» Short exercise
Extract all records. Keep each one exact.

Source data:
= = = = =
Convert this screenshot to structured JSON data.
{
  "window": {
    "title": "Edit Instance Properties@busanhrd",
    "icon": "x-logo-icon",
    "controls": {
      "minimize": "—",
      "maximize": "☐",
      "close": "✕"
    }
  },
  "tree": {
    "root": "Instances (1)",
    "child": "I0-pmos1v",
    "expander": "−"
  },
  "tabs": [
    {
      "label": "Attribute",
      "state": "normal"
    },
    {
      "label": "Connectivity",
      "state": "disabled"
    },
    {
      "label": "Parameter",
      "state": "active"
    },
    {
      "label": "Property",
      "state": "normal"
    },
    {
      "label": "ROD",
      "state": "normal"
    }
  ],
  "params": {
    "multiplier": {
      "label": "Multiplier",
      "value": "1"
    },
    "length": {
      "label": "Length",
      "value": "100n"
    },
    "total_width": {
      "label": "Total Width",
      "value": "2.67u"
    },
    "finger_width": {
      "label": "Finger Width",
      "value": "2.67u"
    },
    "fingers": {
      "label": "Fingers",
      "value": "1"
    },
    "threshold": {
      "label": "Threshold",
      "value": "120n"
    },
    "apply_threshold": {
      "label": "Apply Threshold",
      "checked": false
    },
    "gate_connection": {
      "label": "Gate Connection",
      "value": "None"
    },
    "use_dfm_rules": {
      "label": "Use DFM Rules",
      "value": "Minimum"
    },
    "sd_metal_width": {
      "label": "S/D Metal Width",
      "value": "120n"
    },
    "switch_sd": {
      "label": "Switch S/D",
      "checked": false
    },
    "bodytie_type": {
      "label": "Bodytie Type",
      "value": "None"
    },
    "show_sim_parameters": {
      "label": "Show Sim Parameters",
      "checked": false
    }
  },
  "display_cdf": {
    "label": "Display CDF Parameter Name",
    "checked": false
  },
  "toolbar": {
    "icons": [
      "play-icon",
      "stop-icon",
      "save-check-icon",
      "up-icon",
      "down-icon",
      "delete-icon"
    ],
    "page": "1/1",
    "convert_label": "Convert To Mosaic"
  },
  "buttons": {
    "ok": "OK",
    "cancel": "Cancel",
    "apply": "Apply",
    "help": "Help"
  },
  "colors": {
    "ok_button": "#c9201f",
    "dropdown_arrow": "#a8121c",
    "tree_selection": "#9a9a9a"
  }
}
= = = = =
» Output below
Convert this screenshot to structured JSON data.
{
  "window": {
    "title": "Edit Instance Properties@busanhrd",
    "icon": "x-logo-icon",
    "controls": {
      "minimize": "—",
      "maximize": "☐",
      "close": "✕"
    }
  },
  "tree": {
    "root": "Instances (1)",
    "child": "I0-pmos1v",
    "expander": "−"
  },
  "tabs": [
    {
      "label": "Attribute",
      "state": "normal"
    },
    {
      "label": "Connectivity",
      "state": "disabled"
    },
    {
      "label": "Parameter",
      "state": "active"
    },
    {
      "label": "Property",
      "state": "normal"
    },
    {
      "label": "ROD",
      "state": "normal"
    }
  ],
  "params": {
    "multiplier": {
      "label": "Multiplier",
      "value": "1"
    },
    "length": {
      "label": "Length",
      "value": "100n"
    },
    "total_width": {
      "label": "Total Width",
      "value": "2.67u"
    },
    "finger_width": {
      "label": "Finger Width",
      "value": "2.67u"
    },
    "fingers": {
      "label": "Fingers",
      "value": "1"
    },
    "threshold": {
      "label": "Threshold",
      "value": "120n"
    },
    "apply_threshold": {
      "label": "Apply Threshold",
      "checked": false
    },
    "gate_connection": {
      "label": "Gate Connection",
      "value": "None"
    },
    "use_dfm_rules": {
      "label": "Use DFM Rules",
      "value": "Minimum"
    },
    "sd_metal_width": {
      "label": "S/D Metal Width",
      "value": "120n"
    },
    "switch_sd": {
      "label": "Switch S/D",
      "checked": false
    },
    "bodytie_type": {
      "label": "Bodytie Type",
      "value": "None"
    },
    "show_sim_parameters": {
      "label": "Show Sim Parameters",
      "checked": false
    }
  },
  "display_cdf": {
    "label": "Display CDF Parameter Name",
    "checked": false
  },
  "toolbar": {
    "icons": [
      "play-icon",
      "stop-icon",
      "save-check-icon",
      "up-icon",
      "down-icon",
      "delete-icon"
    ],
    "page": "1/1",
    "convert_label": "Convert To Mosaic"
  },
  "buttons": {
    "ok": "OK",
    "cancel": "Cancel",
    "apply": "Apply",
    "help": "Help"
  },
  "colors": {
    "ok_button": "#c9201f",
    "dropdown_arrow": "#a8121c",
    "tree_selection": "#9a9a9a"
  }
}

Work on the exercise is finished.